[Dataset rows about figures]
-- START --
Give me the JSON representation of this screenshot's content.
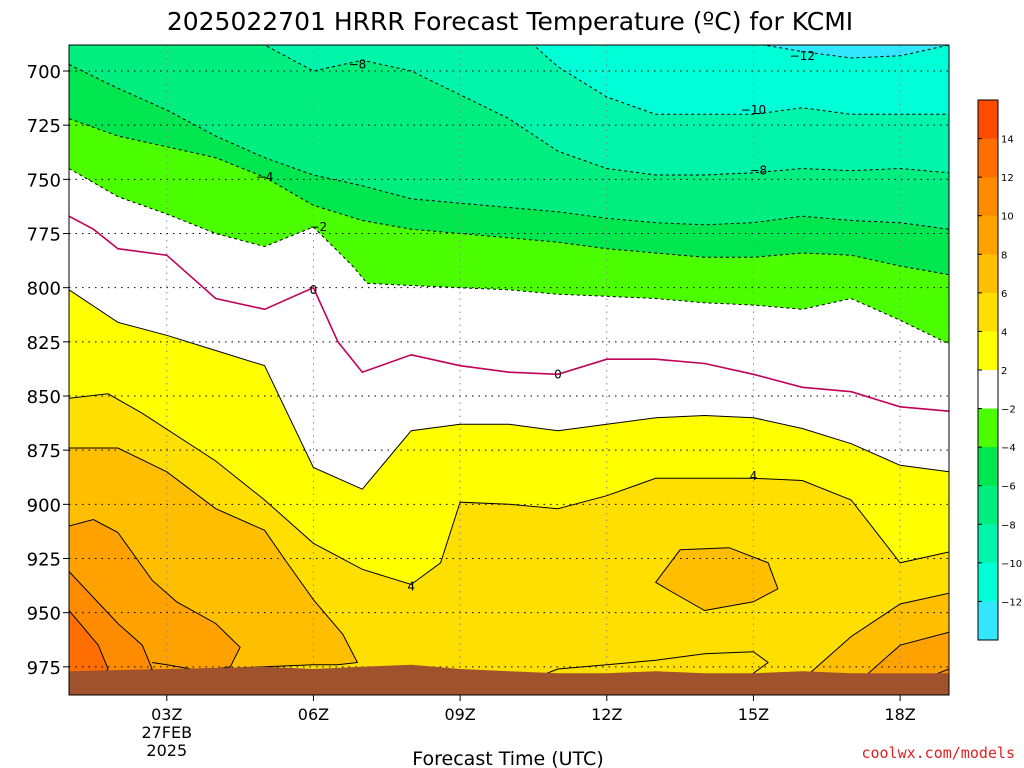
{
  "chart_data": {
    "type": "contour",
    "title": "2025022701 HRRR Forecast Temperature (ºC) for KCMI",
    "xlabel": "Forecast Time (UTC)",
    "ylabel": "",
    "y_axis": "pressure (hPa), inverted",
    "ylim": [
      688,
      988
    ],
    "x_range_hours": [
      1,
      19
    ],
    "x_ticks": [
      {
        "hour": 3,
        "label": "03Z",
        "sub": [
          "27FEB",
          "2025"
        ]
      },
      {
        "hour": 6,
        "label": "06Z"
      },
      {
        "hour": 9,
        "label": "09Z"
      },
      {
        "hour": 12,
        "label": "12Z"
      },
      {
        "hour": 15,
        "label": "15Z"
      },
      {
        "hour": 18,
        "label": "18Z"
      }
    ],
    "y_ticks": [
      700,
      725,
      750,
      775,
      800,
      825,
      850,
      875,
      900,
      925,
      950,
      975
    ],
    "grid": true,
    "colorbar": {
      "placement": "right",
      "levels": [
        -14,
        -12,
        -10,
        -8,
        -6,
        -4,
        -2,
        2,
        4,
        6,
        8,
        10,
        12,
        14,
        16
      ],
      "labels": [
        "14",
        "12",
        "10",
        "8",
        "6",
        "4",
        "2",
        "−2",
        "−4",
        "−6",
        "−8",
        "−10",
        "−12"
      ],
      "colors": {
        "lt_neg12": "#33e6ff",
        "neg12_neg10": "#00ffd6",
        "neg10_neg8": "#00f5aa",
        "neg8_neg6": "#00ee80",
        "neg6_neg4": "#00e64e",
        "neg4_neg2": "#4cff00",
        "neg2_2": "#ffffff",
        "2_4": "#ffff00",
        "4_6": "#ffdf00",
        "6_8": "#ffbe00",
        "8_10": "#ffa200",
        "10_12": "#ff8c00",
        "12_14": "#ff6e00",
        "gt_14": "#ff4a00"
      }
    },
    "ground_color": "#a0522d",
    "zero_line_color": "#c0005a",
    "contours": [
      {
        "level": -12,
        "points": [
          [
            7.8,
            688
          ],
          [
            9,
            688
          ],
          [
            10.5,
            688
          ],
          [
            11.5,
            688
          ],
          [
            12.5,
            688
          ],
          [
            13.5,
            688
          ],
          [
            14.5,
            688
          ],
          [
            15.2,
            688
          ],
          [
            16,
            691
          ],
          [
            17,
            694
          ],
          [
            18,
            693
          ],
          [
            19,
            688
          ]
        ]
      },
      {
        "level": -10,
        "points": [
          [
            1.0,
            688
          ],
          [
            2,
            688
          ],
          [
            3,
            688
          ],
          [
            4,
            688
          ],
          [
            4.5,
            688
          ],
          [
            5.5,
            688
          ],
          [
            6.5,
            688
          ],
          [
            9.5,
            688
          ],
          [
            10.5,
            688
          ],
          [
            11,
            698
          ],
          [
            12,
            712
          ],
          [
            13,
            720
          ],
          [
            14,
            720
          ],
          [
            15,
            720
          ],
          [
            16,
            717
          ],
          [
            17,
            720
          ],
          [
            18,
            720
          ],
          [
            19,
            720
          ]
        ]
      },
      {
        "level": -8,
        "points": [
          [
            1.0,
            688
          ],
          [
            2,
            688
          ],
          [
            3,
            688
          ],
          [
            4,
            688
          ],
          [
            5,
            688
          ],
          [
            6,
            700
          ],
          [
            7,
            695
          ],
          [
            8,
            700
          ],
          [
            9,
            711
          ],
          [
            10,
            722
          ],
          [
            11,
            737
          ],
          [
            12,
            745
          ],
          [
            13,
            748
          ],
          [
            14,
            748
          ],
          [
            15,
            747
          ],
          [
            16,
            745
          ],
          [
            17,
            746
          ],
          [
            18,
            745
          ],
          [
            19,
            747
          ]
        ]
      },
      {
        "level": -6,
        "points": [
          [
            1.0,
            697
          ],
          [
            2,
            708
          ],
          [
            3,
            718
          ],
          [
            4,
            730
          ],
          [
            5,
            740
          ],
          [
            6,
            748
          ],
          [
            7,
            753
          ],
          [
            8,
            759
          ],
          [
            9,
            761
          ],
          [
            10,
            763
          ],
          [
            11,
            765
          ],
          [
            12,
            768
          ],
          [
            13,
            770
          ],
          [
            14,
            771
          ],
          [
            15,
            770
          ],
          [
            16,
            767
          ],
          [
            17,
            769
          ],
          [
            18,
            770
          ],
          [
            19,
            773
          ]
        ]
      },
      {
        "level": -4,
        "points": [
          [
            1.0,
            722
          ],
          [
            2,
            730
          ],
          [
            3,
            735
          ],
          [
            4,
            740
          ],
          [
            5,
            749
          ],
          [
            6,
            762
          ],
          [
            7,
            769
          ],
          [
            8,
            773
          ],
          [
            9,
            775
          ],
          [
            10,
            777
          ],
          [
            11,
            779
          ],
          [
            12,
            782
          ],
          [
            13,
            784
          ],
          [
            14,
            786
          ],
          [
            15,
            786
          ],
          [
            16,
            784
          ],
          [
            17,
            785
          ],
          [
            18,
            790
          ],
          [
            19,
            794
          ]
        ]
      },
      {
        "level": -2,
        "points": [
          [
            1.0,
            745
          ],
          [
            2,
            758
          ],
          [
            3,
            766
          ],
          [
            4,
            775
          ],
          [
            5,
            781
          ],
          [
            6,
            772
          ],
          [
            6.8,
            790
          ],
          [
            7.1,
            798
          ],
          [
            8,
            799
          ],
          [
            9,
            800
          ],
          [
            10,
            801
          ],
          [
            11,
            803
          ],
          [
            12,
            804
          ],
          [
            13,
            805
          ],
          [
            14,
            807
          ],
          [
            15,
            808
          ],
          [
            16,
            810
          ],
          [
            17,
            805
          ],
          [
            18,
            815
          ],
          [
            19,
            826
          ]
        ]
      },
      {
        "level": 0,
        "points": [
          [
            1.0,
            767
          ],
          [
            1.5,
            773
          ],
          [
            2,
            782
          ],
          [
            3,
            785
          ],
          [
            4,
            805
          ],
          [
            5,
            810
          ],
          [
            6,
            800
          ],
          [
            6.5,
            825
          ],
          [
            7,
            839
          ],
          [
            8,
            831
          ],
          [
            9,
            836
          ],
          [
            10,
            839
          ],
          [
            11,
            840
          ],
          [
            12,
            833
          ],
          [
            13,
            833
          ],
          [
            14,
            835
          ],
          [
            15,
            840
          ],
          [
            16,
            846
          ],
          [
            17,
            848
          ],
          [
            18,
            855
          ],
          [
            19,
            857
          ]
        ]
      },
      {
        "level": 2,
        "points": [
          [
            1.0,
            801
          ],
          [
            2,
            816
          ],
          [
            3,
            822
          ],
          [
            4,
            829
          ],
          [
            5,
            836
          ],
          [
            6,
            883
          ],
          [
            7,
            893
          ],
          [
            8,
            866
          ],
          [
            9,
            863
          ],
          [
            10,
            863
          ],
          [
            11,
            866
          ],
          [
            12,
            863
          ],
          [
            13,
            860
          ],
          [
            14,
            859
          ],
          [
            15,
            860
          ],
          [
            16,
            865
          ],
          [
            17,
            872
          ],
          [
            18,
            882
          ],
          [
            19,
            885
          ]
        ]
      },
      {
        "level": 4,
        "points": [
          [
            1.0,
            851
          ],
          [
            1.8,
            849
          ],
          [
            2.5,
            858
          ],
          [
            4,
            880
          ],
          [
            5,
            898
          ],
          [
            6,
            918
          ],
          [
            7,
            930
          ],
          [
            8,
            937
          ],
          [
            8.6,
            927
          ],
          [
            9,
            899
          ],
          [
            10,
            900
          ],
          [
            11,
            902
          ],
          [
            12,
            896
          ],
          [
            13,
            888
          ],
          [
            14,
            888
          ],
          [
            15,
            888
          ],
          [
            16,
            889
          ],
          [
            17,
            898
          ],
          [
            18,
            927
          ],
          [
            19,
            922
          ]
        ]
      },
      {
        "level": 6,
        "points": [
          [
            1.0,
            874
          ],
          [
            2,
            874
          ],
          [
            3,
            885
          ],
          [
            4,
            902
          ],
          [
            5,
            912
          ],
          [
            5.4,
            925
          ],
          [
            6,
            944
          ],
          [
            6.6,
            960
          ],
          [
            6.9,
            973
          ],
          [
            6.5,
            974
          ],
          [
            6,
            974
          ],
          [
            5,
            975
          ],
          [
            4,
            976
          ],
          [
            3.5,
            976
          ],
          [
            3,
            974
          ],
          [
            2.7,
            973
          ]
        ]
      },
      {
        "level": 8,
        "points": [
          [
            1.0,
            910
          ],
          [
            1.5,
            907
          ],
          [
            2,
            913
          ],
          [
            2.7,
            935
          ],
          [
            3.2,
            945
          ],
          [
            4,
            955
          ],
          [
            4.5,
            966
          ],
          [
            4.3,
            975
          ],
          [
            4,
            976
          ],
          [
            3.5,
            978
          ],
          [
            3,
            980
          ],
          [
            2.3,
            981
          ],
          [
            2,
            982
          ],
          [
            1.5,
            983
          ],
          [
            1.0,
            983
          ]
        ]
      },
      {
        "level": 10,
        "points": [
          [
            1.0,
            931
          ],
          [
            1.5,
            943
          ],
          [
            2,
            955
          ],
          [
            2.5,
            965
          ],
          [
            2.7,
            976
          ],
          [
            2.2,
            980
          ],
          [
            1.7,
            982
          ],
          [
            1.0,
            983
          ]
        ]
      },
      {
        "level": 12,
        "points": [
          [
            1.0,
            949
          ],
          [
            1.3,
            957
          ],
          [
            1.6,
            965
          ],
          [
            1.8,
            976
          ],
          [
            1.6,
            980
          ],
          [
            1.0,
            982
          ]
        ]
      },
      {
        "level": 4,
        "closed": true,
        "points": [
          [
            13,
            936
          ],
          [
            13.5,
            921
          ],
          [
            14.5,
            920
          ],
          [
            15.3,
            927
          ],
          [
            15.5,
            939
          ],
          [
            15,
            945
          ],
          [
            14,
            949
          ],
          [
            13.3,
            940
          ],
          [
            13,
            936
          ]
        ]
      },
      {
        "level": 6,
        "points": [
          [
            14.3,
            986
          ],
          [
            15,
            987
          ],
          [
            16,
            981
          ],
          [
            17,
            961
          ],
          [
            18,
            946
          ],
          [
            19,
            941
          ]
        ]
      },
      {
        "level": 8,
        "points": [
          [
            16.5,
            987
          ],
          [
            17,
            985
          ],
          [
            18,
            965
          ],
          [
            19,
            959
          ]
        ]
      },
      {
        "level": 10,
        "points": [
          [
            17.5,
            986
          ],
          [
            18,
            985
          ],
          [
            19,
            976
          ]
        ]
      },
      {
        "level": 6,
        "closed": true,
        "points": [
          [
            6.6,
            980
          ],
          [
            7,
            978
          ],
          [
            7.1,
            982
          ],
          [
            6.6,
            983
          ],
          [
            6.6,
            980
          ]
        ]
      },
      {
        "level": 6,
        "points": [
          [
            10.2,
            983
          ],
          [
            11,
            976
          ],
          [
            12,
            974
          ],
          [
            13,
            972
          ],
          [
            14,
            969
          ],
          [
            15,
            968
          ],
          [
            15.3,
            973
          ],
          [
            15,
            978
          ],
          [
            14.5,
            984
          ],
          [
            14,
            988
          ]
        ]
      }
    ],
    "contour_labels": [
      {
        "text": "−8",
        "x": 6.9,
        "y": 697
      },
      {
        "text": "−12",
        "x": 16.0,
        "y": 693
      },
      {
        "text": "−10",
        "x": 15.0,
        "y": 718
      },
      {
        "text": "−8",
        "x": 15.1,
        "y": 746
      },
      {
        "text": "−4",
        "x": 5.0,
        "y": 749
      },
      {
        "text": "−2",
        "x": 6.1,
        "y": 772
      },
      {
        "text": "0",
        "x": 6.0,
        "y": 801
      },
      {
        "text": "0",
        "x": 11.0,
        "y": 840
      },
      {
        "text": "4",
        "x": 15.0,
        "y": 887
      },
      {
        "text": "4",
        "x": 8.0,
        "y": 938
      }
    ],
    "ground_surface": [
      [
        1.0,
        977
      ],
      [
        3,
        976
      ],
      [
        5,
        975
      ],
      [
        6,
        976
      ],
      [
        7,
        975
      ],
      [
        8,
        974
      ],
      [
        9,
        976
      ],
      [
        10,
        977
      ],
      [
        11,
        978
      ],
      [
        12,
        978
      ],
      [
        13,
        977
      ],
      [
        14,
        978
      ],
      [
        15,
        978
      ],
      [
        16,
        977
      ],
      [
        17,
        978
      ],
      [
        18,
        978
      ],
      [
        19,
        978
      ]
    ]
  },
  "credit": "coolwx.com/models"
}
-- END --
• [TO DO] Find the word "Forecast" in the data and copy out each line where it turns up.

• [FINISHED TASK]
    "title": "2025022701 HRRR Forecast Temperature (ºC) for KCMI",
    "xlabel": "Forecast Time (UTC)",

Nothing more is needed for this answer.